Here are some records. Copy each one exactly.
--- BEGIN RECORDS TO PROCESS ---
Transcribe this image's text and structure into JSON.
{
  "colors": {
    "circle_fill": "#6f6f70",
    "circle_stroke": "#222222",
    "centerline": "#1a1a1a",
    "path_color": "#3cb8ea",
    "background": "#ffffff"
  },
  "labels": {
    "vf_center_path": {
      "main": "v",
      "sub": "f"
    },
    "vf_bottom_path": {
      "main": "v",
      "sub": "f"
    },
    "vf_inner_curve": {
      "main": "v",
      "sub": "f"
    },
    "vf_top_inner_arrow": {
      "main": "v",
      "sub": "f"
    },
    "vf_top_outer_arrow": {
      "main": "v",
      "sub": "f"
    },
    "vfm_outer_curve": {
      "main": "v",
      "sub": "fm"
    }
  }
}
--- END RECORDS TO PROCESS ---
- [SOLUTION TO THIS PROBLEM]
Transcribe this image's text and structure into JSON.
{
  "colors": {
    "circle_fill": "#6f6f70",
    "circle_stroke": "#222222",
    "centerline": "#1a1a1a",
    "path_color": "#3cb8ea",
    "background": "#ffffff"
  },
  "labels": {
    "vf_center_path": {
      "main": "v",
      "sub": "f"
    },
    "vf_bottom_path": {
      "main": "v",
      "sub": "f"
    },
    "vf_inner_curve": {
      "main": "v",
      "sub": "f"
    },
    "vf_top_inner_arrow": {
      "main": "v",
      "sub": "f"
    },
    "vf_top_outer_arrow": {
      "main": "v",
      "sub": "f"
    },
    "vfm_outer_curve": {
      "main": "v",
      "sub": "fm"
    }
  }
}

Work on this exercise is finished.